++++ Provided records ++++

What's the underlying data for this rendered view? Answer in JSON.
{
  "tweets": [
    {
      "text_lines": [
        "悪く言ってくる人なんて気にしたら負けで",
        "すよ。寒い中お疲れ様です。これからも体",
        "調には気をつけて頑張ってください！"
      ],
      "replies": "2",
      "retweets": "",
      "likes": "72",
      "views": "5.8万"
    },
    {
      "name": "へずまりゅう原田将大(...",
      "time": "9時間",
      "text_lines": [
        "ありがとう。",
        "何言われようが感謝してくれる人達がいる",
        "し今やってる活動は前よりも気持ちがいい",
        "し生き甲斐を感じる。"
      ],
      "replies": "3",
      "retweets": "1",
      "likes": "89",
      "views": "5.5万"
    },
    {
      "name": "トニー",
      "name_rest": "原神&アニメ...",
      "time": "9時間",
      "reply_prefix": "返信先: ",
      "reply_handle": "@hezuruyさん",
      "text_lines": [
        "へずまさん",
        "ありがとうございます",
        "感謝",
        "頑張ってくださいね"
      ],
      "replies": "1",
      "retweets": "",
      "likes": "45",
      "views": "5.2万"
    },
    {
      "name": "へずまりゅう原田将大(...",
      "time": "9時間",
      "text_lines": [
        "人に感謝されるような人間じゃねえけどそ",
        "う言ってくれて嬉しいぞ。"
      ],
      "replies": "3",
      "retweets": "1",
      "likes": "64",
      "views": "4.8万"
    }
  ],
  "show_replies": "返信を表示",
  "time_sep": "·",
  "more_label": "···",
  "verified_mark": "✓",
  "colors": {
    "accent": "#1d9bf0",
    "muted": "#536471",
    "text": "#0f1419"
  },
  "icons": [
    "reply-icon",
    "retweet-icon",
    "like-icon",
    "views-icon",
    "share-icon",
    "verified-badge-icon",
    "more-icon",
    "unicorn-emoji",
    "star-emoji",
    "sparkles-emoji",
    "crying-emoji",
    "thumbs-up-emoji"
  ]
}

++++

§ **Exercise aim**
All of the lines above need to be given again exactly.

§ **Result of the exercise**
What's the underlying data for this rendered view? Answer in JSON.
{
  "tweets": [
    {
      "text_lines": [
        "悪く言ってくる人なんて気にしたら負けで",
        "すよ。寒い中お疲れ様です。これからも体",
        "調には気をつけて頑張ってください！"
      ],
      "replies": "2",
      "retweets": "",
      "likes": "72",
      "views": "5.8万"
    },
    {
      "name": "へずまりゅう原田将大(...",
      "time": "9時間",
      "text_lines": [
        "ありがとう。",
        "何言われようが感謝してくれる人達がいる",
        "し今やってる活動は前よりも気持ちがいい",
        "し生き甲斐を感じる。"
      ],
      "replies": "3",
      "retweets": "1",
      "likes": "89",
      "views": "5.5万"
    },
    {
      "name": "トニー",
      "name_rest": "原神&アニメ...",
      "time": "9時間",
      "reply_prefix": "返信先: ",
      "reply_handle": "@hezuruyさん",
      "text_lines": [
        "へずまさん",
        "ありがとうございます",
        "感謝",
        "頑張ってくださいね"
      ],
      "replies": "1",
      "retweets": "",
      "likes": "45",
      "views": "5.2万"
    },
    {
      "name": "へずまりゅう原田将大(...",
      "time": "9時間",
      "text_lines": [
        "人に感謝されるような人間じゃねえけどそ",
        "う言ってくれて嬉しいぞ。"
      ],
      "replies": "3",
      "retweets": "1",
      "likes": "64",
      "views": "4.8万"
    }
  ],
  "show_replies": "返信を表示",
  "time_sep": "·",
  "more_label": "···",
  "verified_mark": "✓",
  "colors": {
    "accent": "#1d9bf0",
    "muted": "#536471",
    "text": "#0f1419"
  },
  "icons": [
    "reply-icon",
    "retweet-icon",
    "like-icon",
    "views-icon",
    "share-icon",
    "verified-badge-icon",
    "more-icon",
    "unicorn-emoji",
    "star-emoji",
    "sparkles-emoji",
    "crying-emoji",
    "thumbs-up-emoji"
  ]
}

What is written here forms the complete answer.